◆ **Task directions**
Please restate the data word for word, leaving out no line.

◆ **Items from a dataset**

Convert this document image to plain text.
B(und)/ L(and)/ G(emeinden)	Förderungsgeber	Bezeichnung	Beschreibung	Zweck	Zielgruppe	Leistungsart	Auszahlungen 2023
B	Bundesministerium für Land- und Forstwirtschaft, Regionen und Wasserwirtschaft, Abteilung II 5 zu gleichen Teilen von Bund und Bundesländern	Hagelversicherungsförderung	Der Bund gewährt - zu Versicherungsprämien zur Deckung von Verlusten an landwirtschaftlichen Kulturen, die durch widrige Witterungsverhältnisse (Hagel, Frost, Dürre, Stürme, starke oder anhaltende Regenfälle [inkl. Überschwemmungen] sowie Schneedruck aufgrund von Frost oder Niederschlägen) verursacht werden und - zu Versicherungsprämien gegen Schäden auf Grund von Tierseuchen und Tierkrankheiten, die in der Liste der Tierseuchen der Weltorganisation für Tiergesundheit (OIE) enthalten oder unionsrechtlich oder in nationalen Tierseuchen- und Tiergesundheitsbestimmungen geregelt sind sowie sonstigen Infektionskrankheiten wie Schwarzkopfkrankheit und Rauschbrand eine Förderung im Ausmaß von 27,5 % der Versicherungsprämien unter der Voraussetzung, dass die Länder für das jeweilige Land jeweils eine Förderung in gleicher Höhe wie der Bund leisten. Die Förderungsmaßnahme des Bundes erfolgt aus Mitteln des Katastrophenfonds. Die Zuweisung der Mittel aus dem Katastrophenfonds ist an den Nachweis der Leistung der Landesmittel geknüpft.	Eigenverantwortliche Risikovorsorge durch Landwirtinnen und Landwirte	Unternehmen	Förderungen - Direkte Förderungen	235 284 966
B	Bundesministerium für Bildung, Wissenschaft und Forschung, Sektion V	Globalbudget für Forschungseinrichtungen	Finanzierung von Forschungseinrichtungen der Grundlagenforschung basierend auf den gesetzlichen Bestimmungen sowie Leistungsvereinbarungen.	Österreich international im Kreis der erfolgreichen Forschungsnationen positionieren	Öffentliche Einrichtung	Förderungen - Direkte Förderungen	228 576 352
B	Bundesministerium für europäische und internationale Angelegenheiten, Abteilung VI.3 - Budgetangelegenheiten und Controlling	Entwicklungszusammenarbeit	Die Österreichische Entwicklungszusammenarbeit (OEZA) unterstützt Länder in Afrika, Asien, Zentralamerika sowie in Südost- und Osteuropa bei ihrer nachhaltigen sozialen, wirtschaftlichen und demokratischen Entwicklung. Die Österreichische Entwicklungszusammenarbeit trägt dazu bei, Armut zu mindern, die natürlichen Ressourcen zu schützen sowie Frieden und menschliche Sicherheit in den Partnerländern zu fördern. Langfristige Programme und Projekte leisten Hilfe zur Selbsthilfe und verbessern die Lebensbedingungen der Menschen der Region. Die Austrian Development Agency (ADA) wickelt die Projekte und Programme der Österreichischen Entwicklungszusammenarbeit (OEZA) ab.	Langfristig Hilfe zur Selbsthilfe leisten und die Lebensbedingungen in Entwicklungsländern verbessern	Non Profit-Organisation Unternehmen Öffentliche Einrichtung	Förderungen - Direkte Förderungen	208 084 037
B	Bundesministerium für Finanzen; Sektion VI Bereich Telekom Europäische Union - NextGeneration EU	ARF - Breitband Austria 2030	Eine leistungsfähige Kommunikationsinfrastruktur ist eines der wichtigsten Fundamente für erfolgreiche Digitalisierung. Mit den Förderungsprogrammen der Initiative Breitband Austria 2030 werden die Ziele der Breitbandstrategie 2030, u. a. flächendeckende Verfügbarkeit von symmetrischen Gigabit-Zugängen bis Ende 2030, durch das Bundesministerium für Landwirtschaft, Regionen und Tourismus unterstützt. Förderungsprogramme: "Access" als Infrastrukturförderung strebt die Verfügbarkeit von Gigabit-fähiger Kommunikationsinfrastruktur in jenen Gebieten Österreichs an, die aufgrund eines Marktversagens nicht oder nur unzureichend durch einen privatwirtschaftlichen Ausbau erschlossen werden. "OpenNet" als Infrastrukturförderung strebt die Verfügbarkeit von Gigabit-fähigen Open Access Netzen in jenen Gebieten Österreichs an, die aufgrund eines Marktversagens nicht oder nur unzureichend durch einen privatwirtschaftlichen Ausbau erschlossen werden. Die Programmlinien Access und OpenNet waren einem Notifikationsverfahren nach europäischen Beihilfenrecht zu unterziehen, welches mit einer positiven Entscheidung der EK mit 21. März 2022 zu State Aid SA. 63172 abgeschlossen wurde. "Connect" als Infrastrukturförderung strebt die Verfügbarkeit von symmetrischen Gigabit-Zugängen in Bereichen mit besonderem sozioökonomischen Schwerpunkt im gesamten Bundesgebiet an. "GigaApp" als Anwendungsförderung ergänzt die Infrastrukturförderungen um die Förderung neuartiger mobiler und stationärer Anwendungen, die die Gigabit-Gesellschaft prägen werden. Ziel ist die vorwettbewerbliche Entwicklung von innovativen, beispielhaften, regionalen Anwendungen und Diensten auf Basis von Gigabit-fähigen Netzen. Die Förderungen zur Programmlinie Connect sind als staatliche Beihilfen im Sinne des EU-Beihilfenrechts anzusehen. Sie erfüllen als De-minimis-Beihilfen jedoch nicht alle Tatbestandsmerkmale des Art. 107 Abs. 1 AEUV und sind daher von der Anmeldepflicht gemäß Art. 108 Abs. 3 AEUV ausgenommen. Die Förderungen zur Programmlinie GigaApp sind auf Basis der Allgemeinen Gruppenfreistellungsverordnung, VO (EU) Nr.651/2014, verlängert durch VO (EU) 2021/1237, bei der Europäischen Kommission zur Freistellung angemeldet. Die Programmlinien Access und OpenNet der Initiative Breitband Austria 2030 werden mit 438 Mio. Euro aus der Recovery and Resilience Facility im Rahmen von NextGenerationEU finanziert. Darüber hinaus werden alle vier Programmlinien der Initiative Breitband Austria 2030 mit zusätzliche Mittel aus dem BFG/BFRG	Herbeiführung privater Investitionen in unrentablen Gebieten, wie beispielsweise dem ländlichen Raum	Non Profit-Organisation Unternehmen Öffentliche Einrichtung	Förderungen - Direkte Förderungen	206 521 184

◆ **Answer space**
Convert this document image to plain text.
B(und)/ L(and)/ G(emeinden)	Förderungsgeber	Bezeichnung	Beschreibung	Zweck	Zielgruppe	Leistungsart	Auszahlungen 2023
B	Bundesministerium für Land- und Forstwirtschaft, Regionen und Wasserwirtschaft, Abteilung II 5 zu gleichen Teilen von Bund und Bundesländern	Hagelversicherungsförderung	Der Bund gewährt - zu Versicherungsprämien zur Deckung von Verlusten an landwirtschaftlichen Kulturen, die durch widrige Witterungsverhältnisse (Hagel, Frost, Dürre, Stürme, starke oder anhaltende Regenfälle [inkl. Überschwemmungen] sowie Schneedruck aufgrund von Frost oder Niederschlägen) verursacht werden und - zu Versicherungsprämien gegen Schäden auf Grund von Tierseuchen und Tierkrankheiten, die in der Liste der Tierseuchen der Weltorganisation für Tiergesundheit (OIE) enthalten oder unionsrechtlich oder in nationalen Tierseuchen- und Tiergesundheitsbestimmungen geregelt sind sowie sonstigen Infektionskrankheiten wie Schwarzkopfkrankheit und Rauschbrand eine Förderung im Ausmaß von 27,5 % der Versicherungsprämien unter der Voraussetzung, dass die Länder für das jeweilige Land jeweils eine Förderung in gleicher Höhe wie der Bund leisten. Die Förderungsmaßnahme des Bundes erfolgt aus Mitteln des Katastrophenfonds. Die Zuweisung der Mittel aus dem Katastrophenfonds ist an den Nachweis der Leistung der Landesmittel geknüpft.	Eigenverantwortliche Risikovorsorge durch Landwirtinnen und Landwirte	Unternehmen	Förderungen - Direkte Förderungen	235 284 966
B	Bundesministerium für Bildung, Wissenschaft und Forschung, Sektion V	Globalbudget für Forschungseinrichtungen	Finanzierung von Forschungseinrichtungen der Grundlagenforschung basierend auf den gesetzlichen Bestimmungen sowie Leistungsvereinbarungen.	Österreich international im Kreis der erfolgreichen Forschungsnationen positionieren	Öffentliche Einrichtung	Förderungen - Direkte Förderungen	228 576 352
B	Bundesministerium für europäische und internationale Angelegenheiten, Abteilung VI.3 - Budgetangelegenheiten und Controlling	Entwicklungszusammenarbeit	Die Österreichische Entwicklungszusammenarbeit (OEZA) unterstützt Länder in Afrika, Asien, Zentralamerika sowie in Südost- und Osteuropa bei ihrer nachhaltigen sozialen, wirtschaftlichen und demokratischen Entwicklung. Die Österreichische Entwicklungszusammenarbeit trägt dazu bei, Armut zu mindern, die natürlichen Ressourcen zu schützen sowie Frieden und menschliche Sicherheit in den Partnerländern zu fördern. Langfristige Programme und Projekte leisten Hilfe zur Selbsthilfe und verbessern die Lebensbedingungen der Menschen der Region. Die Austrian Development Agency (ADA) wickelt die Projekte und Programme der Österreichischen Entwicklungszusammenarbeit (OEZA) ab.	Langfristig Hilfe zur Selbsthilfe leisten und die Lebensbedingungen in Entwicklungsländern verbessern	Non Profit-Organisation Unternehmen Öffentliche Einrichtung	Förderungen - Direkte Förderungen	208 084 037
B	Bundesministerium für Finanzen; Sektion VI Bereich Telekom Europäische Union - NextGeneration EU	ARF - Breitband Austria 2030	Eine leistungsfähige Kommunikationsinfrastruktur ist eines der wichtigsten Fundamente für erfolgreiche Digitalisierung. Mit den Förderungsprogrammen der Initiative Breitband Austria 2030 werden die Ziele der Breitbandstrategie 2030, u. a. flächendeckende Verfügbarkeit von symmetrischen Gigabit-Zugängen bis Ende 2030, durch das Bundesministerium für Landwirtschaft, Regionen und Tourismus unterstützt. Förderungsprogramme: "Access" als Infrastrukturförderung strebt die Verfügbarkeit von Gigabit-fähiger Kommunikationsinfrastruktur in jenen Gebieten Österreichs an, die aufgrund eines Marktversagens nicht oder nur unzureichend durch einen privatwirtschaftlichen Ausbau erschlossen werden. "OpenNet" als Infrastrukturförderung strebt die Verfügbarkeit von Gigabit-fähigen Open Access Netzen in jenen Gebieten Österreichs an, die aufgrund eines Marktversagens nicht oder nur unzureichend durch einen privatwirtschaftlichen Ausbau erschlossen werden. Die Programmlinien Access und OpenNet waren einem Notifikationsverfahren nach europäischen Beihilfenrecht zu unterziehen, welches mit einer positiven Entscheidung der EK mit 21. März 2022 zu State Aid SA. 63172 abgeschlossen wurde. "Connect" als Infrastrukturförderung strebt die Verfügbarkeit von symmetrischen Gigabit-Zugängen in Bereichen mit besonderem sozioökonomischen Schwerpunkt im gesamten Bundesgebiet an. "GigaApp" als Anwendungsförderung ergänzt die Infrastrukturförderungen um die Förderung neuartiger mobiler und stationärer Anwendungen, die die Gigabit-Gesellschaft prägen werden. Ziel ist die vorwettbewerbliche Entwicklung von innovativen, beispielhaften, regionalen Anwendungen und Diensten auf Basis von Gigabit-fähigen Netzen. Die Förderungen zur Programmlinie Connect sind als staatliche Beihilfen im Sinne des EU-Beihilfenrechts anzusehen. Sie erfüllen als De-minimis-Beihilfen jedoch nicht alle Tatbestandsmerkmale des Art. 107 Abs. 1 AEUV und sind daher von der Anmeldepflicht gemäß Art. 108 Abs. 3 AEUV ausgenommen. Die Förderungen zur Programmlinie GigaApp sind auf Basis der Allgemeinen Gruppenfreistellungsverordnung, VO (EU) Nr.651/2014, verlängert durch VO (EU) 2021/1237, bei der Europäischen Kommission zur Freistellung angemeldet. Die Programmlinien Access und OpenNet der Initiative Breitband Austria 2030 werden mit 438 Mio. Euro aus der Recovery and Resilience Facility im Rahmen von NextGenerationEU finanziert. Darüber hinaus werden alle vier Programmlinien der Initiative Breitband Austria 2030 mit zusätzliche Mittel aus dem BFG/BFRG	Herbeiführung privater Investitionen in unrentablen Gebieten, wie beispielsweise dem ländlichen Raum	Non Profit-Organisation Unternehmen Öffentliche Einrichtung	Förderungen - Direkte Förderungen	206 521 184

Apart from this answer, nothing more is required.